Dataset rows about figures
######

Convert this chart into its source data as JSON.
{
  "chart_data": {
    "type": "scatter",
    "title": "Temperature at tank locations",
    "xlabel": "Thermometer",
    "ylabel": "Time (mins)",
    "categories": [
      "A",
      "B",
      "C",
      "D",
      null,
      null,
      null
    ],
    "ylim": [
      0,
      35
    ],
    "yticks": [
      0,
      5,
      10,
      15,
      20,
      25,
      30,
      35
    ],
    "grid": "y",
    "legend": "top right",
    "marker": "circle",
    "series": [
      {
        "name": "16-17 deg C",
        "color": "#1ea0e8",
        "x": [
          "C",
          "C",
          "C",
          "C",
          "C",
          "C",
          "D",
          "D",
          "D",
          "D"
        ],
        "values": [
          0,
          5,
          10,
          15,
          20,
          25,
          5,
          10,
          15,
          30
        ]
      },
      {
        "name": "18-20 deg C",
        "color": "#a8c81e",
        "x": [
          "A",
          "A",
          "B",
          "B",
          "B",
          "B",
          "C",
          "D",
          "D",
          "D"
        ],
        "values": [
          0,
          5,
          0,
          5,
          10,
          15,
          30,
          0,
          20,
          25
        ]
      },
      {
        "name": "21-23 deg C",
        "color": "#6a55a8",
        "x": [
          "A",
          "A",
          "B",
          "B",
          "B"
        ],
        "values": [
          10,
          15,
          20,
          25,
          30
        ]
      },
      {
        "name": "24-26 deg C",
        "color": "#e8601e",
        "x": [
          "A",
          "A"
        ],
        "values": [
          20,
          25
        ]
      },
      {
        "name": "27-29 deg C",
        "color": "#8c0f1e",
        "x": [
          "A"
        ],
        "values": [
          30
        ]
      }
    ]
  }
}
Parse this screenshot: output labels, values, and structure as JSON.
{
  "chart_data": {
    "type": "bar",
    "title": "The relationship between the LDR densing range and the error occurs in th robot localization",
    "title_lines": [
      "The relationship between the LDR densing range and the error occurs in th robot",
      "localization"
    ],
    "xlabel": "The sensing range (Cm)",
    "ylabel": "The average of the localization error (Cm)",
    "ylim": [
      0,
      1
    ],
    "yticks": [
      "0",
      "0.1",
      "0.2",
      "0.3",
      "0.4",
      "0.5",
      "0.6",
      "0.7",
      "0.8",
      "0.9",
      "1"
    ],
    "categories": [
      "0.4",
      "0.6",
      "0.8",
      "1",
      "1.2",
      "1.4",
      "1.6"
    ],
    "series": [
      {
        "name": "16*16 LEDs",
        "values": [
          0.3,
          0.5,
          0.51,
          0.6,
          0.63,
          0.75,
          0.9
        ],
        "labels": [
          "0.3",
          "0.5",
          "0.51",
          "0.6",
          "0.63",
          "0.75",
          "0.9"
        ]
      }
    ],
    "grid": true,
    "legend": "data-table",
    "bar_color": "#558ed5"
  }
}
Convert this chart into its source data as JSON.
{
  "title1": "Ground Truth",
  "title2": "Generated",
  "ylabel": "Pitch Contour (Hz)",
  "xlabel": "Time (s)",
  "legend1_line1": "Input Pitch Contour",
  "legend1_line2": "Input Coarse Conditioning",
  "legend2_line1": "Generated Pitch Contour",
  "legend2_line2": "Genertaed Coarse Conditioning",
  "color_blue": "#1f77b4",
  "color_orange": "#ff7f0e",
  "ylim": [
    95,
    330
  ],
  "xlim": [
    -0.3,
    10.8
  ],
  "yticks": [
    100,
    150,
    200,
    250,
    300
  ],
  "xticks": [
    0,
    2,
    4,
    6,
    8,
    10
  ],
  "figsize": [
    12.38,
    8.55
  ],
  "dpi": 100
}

######

EXERCISE. Find and copy each line above that includes the string "between".

RESULT FOR THIS TASK.
    "title": "The relationship between the LDR densing range and the error occurs in th robot localization",
      "The relationship between the LDR densing range and the error occurs in th robot",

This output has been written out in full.